EXERCISE BRIEF: Copy out every line of the records where the string "территориальной" occurs.

>> Start

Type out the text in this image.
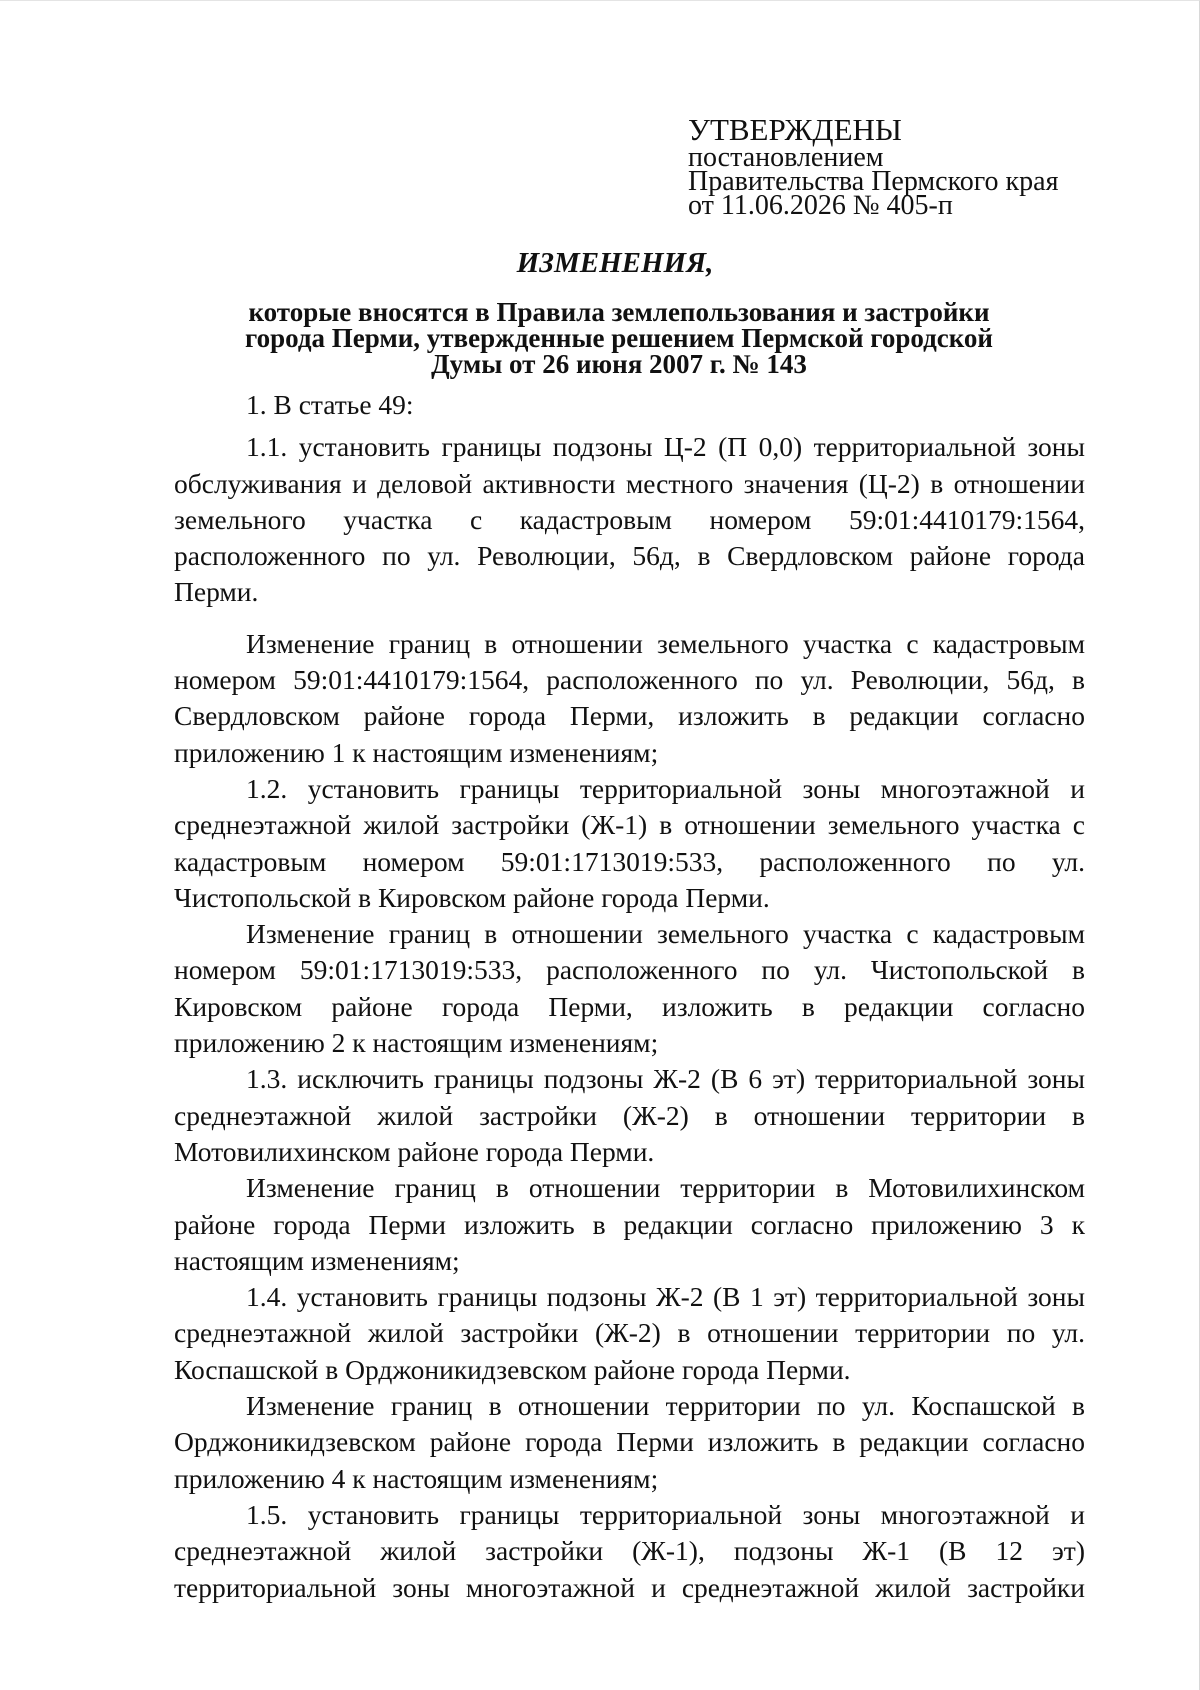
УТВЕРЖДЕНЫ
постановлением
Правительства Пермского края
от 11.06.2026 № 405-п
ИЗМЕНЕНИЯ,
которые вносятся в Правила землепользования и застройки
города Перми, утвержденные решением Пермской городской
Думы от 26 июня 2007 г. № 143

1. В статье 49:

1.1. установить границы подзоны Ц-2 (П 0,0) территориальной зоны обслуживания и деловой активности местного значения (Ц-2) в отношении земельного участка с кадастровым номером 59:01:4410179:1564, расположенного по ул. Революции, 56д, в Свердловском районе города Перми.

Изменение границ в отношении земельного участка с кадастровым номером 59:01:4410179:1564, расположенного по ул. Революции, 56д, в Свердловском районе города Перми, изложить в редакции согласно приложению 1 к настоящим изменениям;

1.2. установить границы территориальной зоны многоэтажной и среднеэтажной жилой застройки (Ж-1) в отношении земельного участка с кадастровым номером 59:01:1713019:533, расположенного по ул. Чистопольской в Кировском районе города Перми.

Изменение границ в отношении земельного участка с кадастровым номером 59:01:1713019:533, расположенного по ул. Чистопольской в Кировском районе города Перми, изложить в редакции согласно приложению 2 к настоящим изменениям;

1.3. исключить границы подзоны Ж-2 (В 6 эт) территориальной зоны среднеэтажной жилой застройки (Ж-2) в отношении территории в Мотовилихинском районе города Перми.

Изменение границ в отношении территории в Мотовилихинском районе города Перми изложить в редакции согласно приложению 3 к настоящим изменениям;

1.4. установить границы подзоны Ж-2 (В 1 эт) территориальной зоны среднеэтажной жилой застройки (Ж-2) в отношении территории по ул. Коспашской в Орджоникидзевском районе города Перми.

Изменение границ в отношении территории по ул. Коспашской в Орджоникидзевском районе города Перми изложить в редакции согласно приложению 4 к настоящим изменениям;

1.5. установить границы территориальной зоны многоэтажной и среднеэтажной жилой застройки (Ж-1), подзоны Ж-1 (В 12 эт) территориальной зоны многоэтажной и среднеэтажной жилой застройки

>> End
>> Start

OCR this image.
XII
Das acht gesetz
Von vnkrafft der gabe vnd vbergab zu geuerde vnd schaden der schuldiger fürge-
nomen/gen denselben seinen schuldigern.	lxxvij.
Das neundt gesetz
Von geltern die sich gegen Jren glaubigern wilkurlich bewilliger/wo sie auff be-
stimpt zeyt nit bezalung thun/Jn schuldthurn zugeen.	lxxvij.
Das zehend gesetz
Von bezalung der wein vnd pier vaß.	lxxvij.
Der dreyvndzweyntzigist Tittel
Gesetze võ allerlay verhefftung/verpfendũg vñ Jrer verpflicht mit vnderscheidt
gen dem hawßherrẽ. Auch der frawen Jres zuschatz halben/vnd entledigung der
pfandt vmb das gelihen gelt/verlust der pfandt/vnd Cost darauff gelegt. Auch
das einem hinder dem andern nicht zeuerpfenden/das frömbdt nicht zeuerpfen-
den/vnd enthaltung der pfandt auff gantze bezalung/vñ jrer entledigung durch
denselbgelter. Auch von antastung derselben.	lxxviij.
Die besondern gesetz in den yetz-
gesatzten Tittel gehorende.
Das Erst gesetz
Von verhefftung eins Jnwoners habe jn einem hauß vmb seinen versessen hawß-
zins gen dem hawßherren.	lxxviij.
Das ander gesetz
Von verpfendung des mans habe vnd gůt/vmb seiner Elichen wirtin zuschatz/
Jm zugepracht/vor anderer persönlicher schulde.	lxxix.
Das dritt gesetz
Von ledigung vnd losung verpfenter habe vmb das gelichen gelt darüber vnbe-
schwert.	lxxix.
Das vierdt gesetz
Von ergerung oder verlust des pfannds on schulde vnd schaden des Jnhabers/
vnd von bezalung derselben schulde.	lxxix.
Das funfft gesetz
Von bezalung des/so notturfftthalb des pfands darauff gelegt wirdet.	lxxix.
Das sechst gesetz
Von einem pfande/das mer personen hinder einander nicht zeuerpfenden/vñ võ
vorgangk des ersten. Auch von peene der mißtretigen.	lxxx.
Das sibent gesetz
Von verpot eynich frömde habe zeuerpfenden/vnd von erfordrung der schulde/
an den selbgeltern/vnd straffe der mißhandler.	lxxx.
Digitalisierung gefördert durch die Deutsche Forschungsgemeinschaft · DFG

>> End
>> Start

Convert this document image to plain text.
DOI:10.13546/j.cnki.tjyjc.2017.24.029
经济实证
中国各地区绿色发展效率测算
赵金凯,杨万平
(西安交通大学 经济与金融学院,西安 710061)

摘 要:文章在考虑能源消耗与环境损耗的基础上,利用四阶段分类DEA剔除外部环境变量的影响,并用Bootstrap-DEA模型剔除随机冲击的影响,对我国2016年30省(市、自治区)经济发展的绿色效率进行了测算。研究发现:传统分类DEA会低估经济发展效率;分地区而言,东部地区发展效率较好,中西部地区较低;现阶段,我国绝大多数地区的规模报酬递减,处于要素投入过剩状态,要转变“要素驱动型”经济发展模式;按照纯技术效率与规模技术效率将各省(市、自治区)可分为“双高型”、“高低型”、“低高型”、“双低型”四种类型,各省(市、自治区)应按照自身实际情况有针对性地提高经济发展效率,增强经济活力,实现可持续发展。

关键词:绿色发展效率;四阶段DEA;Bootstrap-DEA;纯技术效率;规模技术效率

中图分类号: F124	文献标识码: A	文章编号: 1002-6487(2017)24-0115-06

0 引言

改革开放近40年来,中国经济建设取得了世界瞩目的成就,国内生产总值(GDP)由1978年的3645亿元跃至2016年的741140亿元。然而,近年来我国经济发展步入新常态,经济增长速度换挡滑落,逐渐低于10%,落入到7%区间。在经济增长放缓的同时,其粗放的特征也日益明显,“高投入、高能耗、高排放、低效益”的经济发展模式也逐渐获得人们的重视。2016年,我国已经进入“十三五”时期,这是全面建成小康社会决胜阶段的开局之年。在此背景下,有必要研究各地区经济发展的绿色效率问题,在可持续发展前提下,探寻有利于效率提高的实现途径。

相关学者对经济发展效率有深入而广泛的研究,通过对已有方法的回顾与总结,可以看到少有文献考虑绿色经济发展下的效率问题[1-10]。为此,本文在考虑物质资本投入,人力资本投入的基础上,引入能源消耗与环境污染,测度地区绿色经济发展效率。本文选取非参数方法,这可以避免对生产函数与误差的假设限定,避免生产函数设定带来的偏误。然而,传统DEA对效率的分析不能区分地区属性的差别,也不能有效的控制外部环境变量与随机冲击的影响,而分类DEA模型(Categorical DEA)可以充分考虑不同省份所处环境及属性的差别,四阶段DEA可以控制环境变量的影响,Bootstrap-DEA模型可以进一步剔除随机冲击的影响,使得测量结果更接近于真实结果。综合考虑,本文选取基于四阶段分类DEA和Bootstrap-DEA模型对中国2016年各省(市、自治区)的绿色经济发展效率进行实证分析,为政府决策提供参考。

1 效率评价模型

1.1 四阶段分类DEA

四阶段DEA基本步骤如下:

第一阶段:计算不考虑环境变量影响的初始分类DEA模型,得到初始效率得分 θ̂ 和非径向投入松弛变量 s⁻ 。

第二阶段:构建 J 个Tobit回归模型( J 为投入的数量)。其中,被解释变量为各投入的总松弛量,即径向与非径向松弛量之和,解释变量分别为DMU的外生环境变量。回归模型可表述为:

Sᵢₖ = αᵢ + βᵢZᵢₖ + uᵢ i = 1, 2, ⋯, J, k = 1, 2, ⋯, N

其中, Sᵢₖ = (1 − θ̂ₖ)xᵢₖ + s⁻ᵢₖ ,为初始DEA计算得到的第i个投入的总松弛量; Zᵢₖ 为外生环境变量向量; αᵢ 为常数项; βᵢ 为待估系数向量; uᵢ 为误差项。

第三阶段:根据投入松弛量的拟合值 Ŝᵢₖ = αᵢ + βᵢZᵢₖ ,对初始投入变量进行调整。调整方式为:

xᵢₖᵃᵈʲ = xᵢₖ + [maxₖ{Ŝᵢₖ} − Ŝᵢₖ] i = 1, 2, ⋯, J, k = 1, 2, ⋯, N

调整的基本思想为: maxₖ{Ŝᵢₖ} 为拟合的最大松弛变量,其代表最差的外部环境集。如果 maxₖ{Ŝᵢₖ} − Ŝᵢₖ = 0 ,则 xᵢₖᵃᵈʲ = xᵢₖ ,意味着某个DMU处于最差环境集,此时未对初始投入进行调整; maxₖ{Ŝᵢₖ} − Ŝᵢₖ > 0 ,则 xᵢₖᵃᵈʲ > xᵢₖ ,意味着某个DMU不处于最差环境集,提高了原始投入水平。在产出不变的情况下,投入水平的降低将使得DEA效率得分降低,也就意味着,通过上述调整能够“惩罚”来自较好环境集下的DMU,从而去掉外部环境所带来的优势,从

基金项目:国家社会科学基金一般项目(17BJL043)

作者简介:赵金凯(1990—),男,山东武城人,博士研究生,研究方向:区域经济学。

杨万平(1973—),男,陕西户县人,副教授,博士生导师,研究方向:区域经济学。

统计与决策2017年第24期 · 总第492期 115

>> End

FINAL RESULT:
1.1. установить границы подзоны Ц-2 (П 0,0) территориальной зоны обслуживания и деловой активности местного значения (Ц-2) в отношении земельного участка с кадастровым номером 59:01:4410179:1564, расположенного по ул. Революции, 56д, в Свердловском районе города Перми.
1.2. установить границы территориальной зоны многоэтажной и среднеэтажной жилой застройки (Ж-1) в отношении земельного участка с кадастровым номером 59:01:1713019:533, расположенного по ул. Чистопольской в Кировском районе города Перми.
1.3. исключить границы подзоны Ж-2 (В 6 эт) территориальной зоны среднеэтажной жилой застройки (Ж-2) в отношении территории в Мотовилихинском районе города Перми.
1.4. установить границы подзоны Ж-2 (В 1 эт) территориальной зоны среднеэтажной жилой застройки (Ж-2) в отношении территории по ул. Коспашской в Орджоникидзевском районе города Перми.
1.5. установить границы территориальной зоны многоэтажной и среднеэтажной жилой застройки (Ж-1), подзоны Ж-1 (В 12 эт) территориальной зоны многоэтажной и среднеэтажной жилой застройки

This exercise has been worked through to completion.